(Data records)
________________________

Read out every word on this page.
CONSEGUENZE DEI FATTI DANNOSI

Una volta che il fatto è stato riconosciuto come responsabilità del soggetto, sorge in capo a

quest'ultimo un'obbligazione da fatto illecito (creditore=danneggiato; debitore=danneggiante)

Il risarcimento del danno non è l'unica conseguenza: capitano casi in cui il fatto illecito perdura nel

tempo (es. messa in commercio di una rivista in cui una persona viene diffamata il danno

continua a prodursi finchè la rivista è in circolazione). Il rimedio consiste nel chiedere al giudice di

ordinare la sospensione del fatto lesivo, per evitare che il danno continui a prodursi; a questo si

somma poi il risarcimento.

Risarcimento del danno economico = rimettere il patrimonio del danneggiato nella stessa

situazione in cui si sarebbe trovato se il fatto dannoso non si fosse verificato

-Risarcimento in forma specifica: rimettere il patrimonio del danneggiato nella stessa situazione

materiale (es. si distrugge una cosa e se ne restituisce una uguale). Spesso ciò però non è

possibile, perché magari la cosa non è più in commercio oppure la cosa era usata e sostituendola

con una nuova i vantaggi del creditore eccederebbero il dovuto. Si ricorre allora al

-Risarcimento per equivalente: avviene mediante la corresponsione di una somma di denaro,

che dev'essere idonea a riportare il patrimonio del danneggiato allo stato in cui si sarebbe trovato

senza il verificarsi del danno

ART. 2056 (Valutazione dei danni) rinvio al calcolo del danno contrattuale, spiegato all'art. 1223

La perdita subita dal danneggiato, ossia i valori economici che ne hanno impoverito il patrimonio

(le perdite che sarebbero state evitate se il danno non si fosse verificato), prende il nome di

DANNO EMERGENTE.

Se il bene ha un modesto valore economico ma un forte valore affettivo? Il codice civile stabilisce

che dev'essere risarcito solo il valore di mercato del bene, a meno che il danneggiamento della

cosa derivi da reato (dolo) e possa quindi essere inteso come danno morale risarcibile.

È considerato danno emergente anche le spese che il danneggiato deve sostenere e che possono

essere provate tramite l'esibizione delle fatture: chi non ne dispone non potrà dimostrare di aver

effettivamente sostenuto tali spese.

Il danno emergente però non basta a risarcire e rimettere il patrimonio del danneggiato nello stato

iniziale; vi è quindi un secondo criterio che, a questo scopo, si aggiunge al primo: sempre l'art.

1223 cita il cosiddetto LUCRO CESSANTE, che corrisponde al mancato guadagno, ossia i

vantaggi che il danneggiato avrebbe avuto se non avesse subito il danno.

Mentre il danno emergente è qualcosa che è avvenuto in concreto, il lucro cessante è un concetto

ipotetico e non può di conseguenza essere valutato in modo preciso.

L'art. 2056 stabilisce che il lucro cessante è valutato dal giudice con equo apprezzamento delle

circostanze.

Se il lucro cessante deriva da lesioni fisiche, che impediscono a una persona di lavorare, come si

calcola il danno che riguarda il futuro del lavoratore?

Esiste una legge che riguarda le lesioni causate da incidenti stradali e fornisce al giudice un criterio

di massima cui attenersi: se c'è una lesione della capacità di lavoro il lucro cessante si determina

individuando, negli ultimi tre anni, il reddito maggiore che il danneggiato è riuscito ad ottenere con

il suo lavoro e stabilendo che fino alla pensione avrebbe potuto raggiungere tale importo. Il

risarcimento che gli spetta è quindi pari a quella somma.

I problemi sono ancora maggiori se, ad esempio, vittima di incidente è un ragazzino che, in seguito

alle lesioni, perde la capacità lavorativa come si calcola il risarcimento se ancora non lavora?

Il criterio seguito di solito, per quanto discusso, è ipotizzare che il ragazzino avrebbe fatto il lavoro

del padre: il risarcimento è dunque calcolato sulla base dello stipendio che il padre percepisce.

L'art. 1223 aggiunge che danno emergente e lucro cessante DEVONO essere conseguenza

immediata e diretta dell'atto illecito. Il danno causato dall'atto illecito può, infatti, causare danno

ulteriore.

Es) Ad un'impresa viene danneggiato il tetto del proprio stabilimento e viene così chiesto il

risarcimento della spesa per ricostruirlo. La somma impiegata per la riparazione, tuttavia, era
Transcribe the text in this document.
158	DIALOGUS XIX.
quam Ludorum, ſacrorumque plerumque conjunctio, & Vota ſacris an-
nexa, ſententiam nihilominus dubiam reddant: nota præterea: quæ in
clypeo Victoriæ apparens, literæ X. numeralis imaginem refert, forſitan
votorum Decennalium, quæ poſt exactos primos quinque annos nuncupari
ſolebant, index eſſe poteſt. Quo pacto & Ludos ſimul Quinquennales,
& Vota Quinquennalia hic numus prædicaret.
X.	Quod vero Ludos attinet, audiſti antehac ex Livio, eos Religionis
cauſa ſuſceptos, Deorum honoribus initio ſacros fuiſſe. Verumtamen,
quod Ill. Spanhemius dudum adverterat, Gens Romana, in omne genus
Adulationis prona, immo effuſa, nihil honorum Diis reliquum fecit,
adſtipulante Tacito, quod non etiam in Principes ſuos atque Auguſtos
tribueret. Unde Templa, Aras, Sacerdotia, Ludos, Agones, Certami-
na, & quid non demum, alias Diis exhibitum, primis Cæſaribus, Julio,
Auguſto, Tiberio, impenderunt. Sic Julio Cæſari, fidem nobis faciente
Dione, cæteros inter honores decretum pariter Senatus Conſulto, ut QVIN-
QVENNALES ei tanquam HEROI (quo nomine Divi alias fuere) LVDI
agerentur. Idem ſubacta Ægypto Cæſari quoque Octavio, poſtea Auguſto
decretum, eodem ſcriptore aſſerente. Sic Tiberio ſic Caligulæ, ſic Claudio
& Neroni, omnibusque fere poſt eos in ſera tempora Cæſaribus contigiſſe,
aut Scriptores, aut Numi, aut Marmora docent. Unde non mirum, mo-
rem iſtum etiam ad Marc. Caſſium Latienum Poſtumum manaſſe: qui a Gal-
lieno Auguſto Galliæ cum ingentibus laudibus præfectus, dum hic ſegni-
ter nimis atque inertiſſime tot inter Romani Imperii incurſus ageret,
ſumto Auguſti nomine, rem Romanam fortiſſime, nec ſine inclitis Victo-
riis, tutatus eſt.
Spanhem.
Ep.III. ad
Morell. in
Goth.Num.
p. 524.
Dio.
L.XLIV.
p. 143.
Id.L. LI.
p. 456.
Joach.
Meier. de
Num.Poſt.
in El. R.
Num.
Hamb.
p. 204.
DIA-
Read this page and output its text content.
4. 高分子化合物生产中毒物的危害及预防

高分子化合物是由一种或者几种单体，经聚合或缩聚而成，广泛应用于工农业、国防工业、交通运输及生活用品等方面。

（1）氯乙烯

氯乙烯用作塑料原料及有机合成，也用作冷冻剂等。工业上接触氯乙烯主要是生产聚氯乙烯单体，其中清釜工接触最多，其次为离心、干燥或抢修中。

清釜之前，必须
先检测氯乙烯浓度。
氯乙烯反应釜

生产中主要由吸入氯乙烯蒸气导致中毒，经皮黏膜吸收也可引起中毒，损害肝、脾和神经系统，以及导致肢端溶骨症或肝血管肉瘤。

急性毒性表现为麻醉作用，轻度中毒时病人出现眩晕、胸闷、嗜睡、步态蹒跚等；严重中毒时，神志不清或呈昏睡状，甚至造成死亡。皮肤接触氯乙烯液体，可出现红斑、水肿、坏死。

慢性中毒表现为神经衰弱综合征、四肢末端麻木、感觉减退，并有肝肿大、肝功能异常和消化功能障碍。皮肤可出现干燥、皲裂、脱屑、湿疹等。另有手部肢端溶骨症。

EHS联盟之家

________________________

• [What the exercise asks]: Show each line holding the word "Unde".

• [Full response]:
tribueret. Unde Templa, Aras, Sacerdotia, Ludos, Agones, Certami-
aut Scriptores, aut Numi, aut Marmora docent. Unde non mirum, mo-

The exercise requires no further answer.